● CONSIGNE ÉCRITE A
Relevez tous les noms de personnes ou de personnages cités dans la critique du roman Connemara.
● CONSIGNE ÉCRITE B
Répondez brièvement à ces questions sur la critique du roman Connemara :
(i) Quelle chanson de Cloclo est mentionnée comme titre préféré ?
(ii) Dans quelle partie de la France le roman se situe-t-il ?
(iii) Combien de fillettes compte la réussite d'Hélène ?
● CONSIGNE ÉCRITE C
Poursuivez la critique du roman Connemara à partir de sa dernière phrase.

● TEXTE À LIRE
__________

Connemara, le livre

Le nouveau roman de Nicolas Mathieu porte le nom de la chanson de Sardou, Connemara, censée animer les soirées de ces vieux ados que sont les quadras bourrés ou chargés, mais aussi mariages et autres festivités professionnelles. Ce truc qui te reste dans la tête toute la journée. J’eusse préféré Magnolias, de Cloclo, mais on ne m’a pas demandé mon avis.
Comme dans son précédent ouvrage, Leurs Enfants après eux, goncourisé, celui-ci se situe dans un bled de l’est de la France, toujours aussi peu attrayant car plus rien d’intéressant ne s’y passe. Pour qui a de l’ambition, il faut aller en ville ou à Paris. C’est le périple que choisit Hélène, héroïne principale de l’histoire. Quand je dis l’histoire, ce n’est pas vraiment une histoire mais plutôt une sorte de parcours de vie où l’on voit se développer, en flahes back, sa personnalité, au travers de ses parents, voire de ses grands parents, de leur classe sociale, de l’amour qu’elle a ou non reçu. Elle a décidé depuis son adolescence d’aller loin, elle a la chance d’être douée pour les études, elle remplira les bonnes cases. Un mariage enviable, deux fillettes, une superbe maison, etc, la réussite selon le cliché.

__________

Entrées de disposition spatiale:
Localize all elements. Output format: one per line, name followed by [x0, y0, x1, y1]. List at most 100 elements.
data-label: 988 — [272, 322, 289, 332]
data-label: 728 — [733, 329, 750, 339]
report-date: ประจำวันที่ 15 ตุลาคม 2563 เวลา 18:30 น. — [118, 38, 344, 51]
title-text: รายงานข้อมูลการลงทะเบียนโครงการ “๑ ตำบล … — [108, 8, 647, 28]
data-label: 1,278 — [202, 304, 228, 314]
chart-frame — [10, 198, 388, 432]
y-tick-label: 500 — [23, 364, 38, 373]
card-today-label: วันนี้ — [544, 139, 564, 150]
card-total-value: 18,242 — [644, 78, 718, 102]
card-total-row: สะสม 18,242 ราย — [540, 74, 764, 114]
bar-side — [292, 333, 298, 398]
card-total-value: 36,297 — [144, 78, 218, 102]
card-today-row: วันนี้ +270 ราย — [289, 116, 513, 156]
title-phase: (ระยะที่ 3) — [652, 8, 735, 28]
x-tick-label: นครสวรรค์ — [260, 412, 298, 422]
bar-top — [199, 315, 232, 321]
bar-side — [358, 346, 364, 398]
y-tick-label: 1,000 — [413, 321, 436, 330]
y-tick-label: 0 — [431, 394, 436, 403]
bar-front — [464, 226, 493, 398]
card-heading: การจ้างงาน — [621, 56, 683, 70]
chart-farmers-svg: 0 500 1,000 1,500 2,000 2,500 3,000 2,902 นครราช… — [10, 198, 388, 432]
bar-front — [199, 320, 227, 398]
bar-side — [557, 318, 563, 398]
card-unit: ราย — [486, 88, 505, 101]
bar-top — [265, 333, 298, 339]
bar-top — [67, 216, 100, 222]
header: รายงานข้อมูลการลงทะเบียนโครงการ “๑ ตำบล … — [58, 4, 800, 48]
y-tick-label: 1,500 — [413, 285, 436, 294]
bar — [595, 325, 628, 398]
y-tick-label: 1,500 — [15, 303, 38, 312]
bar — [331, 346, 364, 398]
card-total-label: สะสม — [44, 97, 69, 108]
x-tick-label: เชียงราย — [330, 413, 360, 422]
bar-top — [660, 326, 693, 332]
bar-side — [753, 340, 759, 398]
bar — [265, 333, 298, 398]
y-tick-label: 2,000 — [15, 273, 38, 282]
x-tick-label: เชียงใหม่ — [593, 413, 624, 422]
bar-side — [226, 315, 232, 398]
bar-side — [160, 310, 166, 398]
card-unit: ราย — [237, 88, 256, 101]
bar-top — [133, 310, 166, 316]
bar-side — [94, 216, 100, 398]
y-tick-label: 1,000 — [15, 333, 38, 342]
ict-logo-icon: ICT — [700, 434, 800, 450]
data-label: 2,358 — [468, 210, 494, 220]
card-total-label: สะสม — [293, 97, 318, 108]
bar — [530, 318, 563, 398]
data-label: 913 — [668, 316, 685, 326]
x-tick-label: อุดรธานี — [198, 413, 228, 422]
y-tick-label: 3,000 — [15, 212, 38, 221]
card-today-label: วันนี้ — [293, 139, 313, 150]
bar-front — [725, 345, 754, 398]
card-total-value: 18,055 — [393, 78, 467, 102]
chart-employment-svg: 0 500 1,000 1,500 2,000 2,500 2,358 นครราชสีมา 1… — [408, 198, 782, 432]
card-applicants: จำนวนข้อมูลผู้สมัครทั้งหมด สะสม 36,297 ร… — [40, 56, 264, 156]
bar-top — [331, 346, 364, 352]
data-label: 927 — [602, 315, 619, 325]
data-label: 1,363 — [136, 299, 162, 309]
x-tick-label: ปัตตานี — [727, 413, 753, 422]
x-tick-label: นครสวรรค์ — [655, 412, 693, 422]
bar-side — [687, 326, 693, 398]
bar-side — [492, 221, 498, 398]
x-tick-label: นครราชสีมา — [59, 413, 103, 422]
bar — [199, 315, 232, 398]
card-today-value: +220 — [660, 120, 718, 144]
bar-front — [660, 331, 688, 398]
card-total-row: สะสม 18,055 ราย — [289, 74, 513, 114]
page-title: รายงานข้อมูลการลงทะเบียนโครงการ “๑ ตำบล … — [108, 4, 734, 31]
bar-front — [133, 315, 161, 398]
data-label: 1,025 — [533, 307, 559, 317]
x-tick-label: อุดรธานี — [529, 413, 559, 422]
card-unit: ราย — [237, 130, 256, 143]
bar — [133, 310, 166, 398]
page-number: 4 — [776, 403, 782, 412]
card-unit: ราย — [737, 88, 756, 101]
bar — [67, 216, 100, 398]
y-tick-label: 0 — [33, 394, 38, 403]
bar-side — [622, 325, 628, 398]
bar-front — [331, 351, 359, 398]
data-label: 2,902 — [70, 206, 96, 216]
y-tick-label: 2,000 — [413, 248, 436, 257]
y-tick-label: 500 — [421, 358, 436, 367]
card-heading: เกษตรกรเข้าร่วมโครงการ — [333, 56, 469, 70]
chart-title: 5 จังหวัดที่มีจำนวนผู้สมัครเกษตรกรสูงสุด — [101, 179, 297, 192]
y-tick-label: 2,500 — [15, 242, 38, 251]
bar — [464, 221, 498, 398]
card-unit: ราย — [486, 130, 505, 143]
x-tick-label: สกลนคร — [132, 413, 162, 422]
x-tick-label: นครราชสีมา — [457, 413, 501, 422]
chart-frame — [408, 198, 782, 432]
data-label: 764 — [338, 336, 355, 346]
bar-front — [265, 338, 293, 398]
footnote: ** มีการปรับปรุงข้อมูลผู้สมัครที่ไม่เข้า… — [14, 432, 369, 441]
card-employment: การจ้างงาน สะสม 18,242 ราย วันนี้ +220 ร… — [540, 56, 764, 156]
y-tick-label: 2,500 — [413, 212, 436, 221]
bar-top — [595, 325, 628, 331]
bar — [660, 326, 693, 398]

__________

● RÉSULTAT DE L'EXERCICE A
Nicolas Mathieu, Sardou, Cloclo, Hélène

● RÉSULTAT DE L'EXERCICE B
(i) Magnolias
(ii) Dans l'est de la France
(iii) Deux

● RÉSULTAT DE L'EXERCICE C
Un autre personnage apparaît, Christophe. Ils étaient dans le même établissement scolaire, c’était un beau mec d’autant plus excitant pour des gamines aux hormones en folie qu’il était la vedette régionale du club de hockey sur glace. Lui aussi a un parcours que l’on suivra depuis son enfance, l’auteur n’est pas avare de détails, bien au contraire. Lui n’a jamais éprouvé le besoin de partir d’ici, il y a le club, donc, ses fidèles vieux potes, son père chez qui il vit depuis que la mère de leur fils ne veut plus de lui, et qui garde le gamin avec un amour débordant.
Bien sûr, ils vont se retrouver, quoi qu’ils n’aient pas de souvenirs précis ensemble, mais ce n’est pas vraiment le sujet, et d’ailleurs, s’en tireront-ils, auront-ils réellement envie de conjurer un passé qui leur saute à la figure continuellement, seront-ils assez souples ou naïfs ou confiants pour cela ?
Ce livre est en fait le prétexte à dézinguer notre petite société franchouillarde, avec tendresse ou cruauté, à expliciter ces fameux problèmes de transfuges de classe  dont il est si difficile de s’extraire quand on n’a pas eu la chance d’être né nanti et malgré tout le talent qu’on développe, à montrer aussi que le plafond de verre, s’il n’existe pas vraiment, est avantageusement remplacé par la fameuse complicité masculine dans la course au pouvoir.
Le livre dépeint aussi, et c’est super intéressant au regard de l’affaire McKinsley, le cynisme de tous ces cabinets qui portent la bonne parole à prix d’or auprès de clients qu’ils méprisent et dominent, comment ils les manipulent ou les flattent pour obtenir un marché juteux, le vocabulaire et la technologie de cette catégorie de boîtes de conseils ultra-prédateurs sans aucune vergogne.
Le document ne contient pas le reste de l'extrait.